Transcribe the records below in full; pictures stay out of the copy.

◆ ◆ ◆ ◆ ◆ ◆ ◆

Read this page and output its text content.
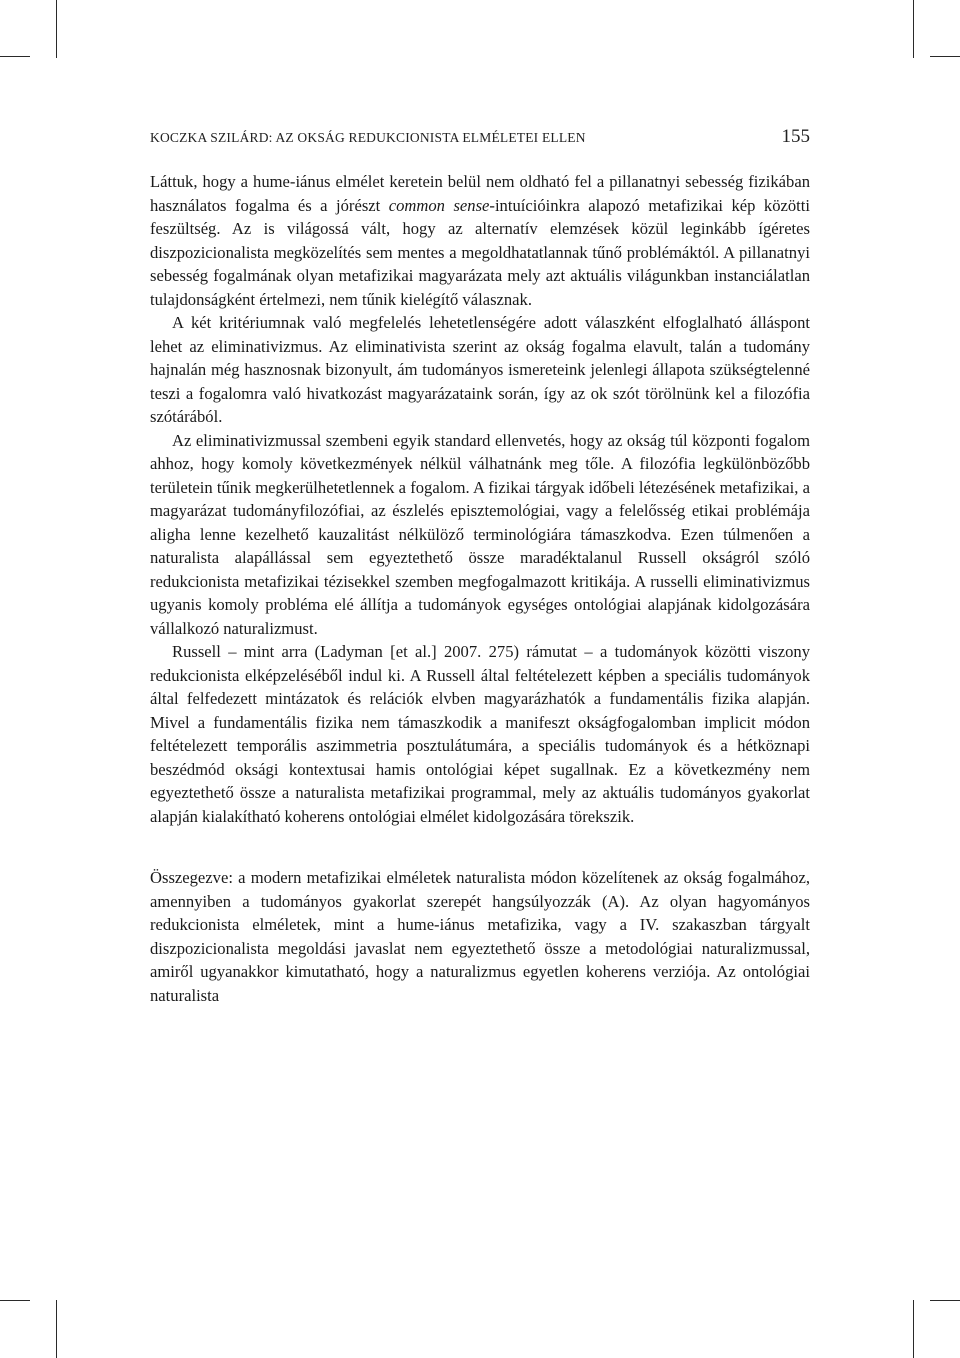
KOCZKA SZILÁRD: AZ OKSÁG REDUKCIONISTA ELMÉLETEI ELLEN	155

Láttuk, hogy a hume-iánus elmélet keretein belül nem oldható fel a pillanatnyi sebesség fizikában használatos fogalma és a jórészt common sense-intuícióinkra alapozó metafizikai kép közötti feszültség. Az is világossá vált, hogy az alternatív elemzések közül leginkább ígéretes diszpozicionalista megközelítés sem mentes a megoldhatatlannak tűnő problémáktól. A pillanatnyi sebesség fogalmának olyan metafizikai magyarázata mely azt aktuális világunkban instanciálatlan tulajdonságként értelmezi, nem tűnik kielégítő válasznak.

A két kritériumnak való megfelelés lehetetlenségére adott válaszként elfoglalható álláspont lehet az eliminativizmus. Az eliminativista szerint az okság fogalma elavult, talán a tudomány hajnalán még hasznosnak bizonyult, ám tudományos ismereteink jelenlegi állapota szükségtelenné teszi a fogalomra való hivatkozást magyarázataink során, így az ok szót törölnünk kel a filozófia szótárából.

Az eliminativizmussal szembeni egyik standard ellenvetés, hogy az okság túl központi fogalom ahhoz, hogy komoly következmények nélkül válhatnánk meg tőle. A filozófia legkülönbözőbb területein tűnik megkerülhetetlennek a fogalom. A fizikai tárgyak időbeli létezésének metafizikai, a magyarázat tudományfilozófiai, az észlelés episztemológiai, vagy a felelősség etikai problémája aligha lenne kezelhető kauzalitást nélkülöző terminológiára támaszkodva. Ezen túlmenően a naturalista alapállással sem egyeztethető össze maradéktalanul Russell okságról szóló redukcionista metafizikai tézisekkel szemben megfogalmazott kritikája. A russelli eliminativizmus ugyanis komoly probléma elé állítja a tudományok egységes ontológiai alapjának kidolgozására vállalkozó naturalizmust.

Russell – mint arra (Ladyman [et al.] 2007. 275) rámutat – a tudományok közötti viszony redukcionista elképzeléséből indul ki. A Russell által feltételezett képben a speciális tudományok által felfedezett mintázatok és relációk elvben magyarázhatók a fundamentális fizika alapján. Mivel a fundamentális fizika nem támaszkodik a manifeszt okságfogalomban implicit módon feltételezett temporális aszimmetria posztulátumára, a speciális tudományok és a hétköznapi beszédmód oksági kontextusai hamis ontológiai képet sugallnak. Ez a következmény nem egyeztethető össze a naturalista metafizikai programmal, mely az aktuális tudományos gyakorlat alapján kialakítható koherens ontológiai elmélet kidolgozására törekszik.

Összegezve: a modern metafizikai elméletek naturalista módon közelítenek az okság fogalmához, amennyiben a tudományos gyakorlat szerepét hangsúlyozzák (A). Az olyan hagyományos redukcionista elméletek, mint a hume-iánus metafizika, vagy a IV. szakaszban tárgyalt diszpozicionalista megoldási javaslat nem egyeztethető össze a metodológiai naturalizmussal, amiről ugyanakkor kimutatható, hogy a naturalizmus egyetlen koherens verziója. Az ontológiai naturalista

◆ ◆ ◆ ◆ ◆ ◆ ◆

ANSWER TO THE EXERCISE |
Read this page and output its text content.
KOCZKA SZILÁRD: AZ OKSÁG REDUKCIONISTA ELMÉLETEI ELLEN	155

Láttuk, hogy a hume-iánus elmélet keretein belül nem oldható fel a pillanatnyi sebesség fizikában használatos fogalma és a jórészt common sense-intuícióinkra alapozó metafizikai kép közötti feszültség. Az is világossá vált, hogy az alternatív elemzések közül leginkább ígéretes diszpozicionalista megközelítés sem mentes a megoldhatatlannak tűnő problémáktól. A pillanatnyi sebesség fogalmának olyan metafizikai magyarázata mely azt aktuális világunkban instanciálatlan tulajdonságként értelmezi, nem tűnik kielégítő válasznak.

A két kritériumnak való megfelelés lehetetlenségére adott válaszként elfoglalható álláspont lehet az eliminativizmus. Az eliminativista szerint az okság fogalma elavult, talán a tudomány hajnalán még hasznosnak bizonyult, ám tudományos ismereteink jelenlegi állapota szükségtelenné teszi a fogalomra való hivatkozást magyarázataink során, így az ok szót törölnünk kel a filozófia szótárából.

Az eliminativizmussal szembeni egyik standard ellenvetés, hogy az okság túl központi fogalom ahhoz, hogy komoly következmények nélkül válhatnánk meg tőle. A filozófia legkülönbözőbb területein tűnik megkerülhetetlennek a fogalom. A fizikai tárgyak időbeli létezésének metafizikai, a magyarázat tudományfilozófiai, az észlelés episztemológiai, vagy a felelősség etikai problémája aligha lenne kezelhető kauzalitást nélkülöző terminológiára támaszkodva. Ezen túlmenően a naturalista alapállással sem egyeztethető össze maradéktalanul Russell okságról szóló redukcionista metafizikai tézisekkel szemben megfogalmazott kritikája. A russelli eliminativizmus ugyanis komoly probléma elé állítja a tudományok egységes ontológiai alapjának kidolgozására vállalkozó naturalizmust.

Russell – mint arra (Ladyman [et al.] 2007. 275) rámutat – a tudományok közötti viszony redukcionista elképzeléséből indul ki. A Russell által feltételezett képben a speciális tudományok által felfedezett mintázatok és relációk elvben magyarázhatók a fundamentális fizika alapján. Mivel a fundamentális fizika nem támaszkodik a manifeszt okságfogalomban implicit módon feltételezett temporális aszimmetria posztulátumára, a speciális tudományok és a hétköznapi beszédmód oksági kontextusai hamis ontológiai képet sugallnak. Ez a következmény nem egyeztethető össze a naturalista metafizikai programmal, mely az aktuális tudományos gyakorlat alapján kialakítható koherens ontológiai elmélet kidolgozására törekszik.

Összegezve: a modern metafizikai elméletek naturalista módon közelítenek az okság fogalmához, amennyiben a tudományos gyakorlat szerepét hangsúlyozzák (A). Az olyan hagyományos redukcionista elméletek, mint a hume-iánus metafizika, vagy a IV. szakaszban tárgyalt diszpozicionalista megoldási javaslat nem egyeztethető össze a metodológiai naturalizmussal, amiről ugyanakkor kimutatható, hogy a naturalizmus egyetlen koherens verziója. Az ontológiai naturalista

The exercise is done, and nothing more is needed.